[Dataset items]
● ● ● ●
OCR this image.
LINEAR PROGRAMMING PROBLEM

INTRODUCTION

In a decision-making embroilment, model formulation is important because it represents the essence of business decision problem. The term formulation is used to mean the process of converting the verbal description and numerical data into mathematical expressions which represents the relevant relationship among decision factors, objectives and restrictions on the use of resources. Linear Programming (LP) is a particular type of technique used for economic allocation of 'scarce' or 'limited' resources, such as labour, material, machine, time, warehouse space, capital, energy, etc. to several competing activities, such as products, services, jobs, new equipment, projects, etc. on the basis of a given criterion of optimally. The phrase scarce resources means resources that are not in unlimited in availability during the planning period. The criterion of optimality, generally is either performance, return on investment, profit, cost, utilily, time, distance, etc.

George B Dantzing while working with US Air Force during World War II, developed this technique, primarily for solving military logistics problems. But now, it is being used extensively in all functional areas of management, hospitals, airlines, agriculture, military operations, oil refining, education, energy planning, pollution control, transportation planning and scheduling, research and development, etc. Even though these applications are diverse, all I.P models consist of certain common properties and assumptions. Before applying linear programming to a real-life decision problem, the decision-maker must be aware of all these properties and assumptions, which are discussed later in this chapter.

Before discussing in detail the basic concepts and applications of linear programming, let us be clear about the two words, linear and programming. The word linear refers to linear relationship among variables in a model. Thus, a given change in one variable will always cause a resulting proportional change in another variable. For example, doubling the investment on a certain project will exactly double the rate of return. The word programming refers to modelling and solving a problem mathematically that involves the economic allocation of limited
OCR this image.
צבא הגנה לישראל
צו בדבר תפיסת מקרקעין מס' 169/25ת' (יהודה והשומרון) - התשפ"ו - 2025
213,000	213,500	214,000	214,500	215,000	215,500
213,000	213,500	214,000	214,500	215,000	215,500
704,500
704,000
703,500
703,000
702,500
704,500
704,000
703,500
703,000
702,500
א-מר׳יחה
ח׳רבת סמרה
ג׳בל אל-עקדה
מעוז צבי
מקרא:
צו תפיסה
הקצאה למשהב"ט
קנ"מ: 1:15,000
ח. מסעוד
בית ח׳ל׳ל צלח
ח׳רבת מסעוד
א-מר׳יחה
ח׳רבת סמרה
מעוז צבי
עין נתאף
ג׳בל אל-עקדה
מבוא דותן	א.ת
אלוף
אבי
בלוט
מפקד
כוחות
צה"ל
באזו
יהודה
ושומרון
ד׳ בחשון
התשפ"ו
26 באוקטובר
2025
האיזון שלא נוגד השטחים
● ● ● ●
_What to work on_.
Each line above that holds the string "יהודה" should be copied and shown.

_The response_.
צו בדבר תפיסת מקרקעין מס' 169/25ת' (יהודה והשומרון) - התשפ"ו - 2025
יהודה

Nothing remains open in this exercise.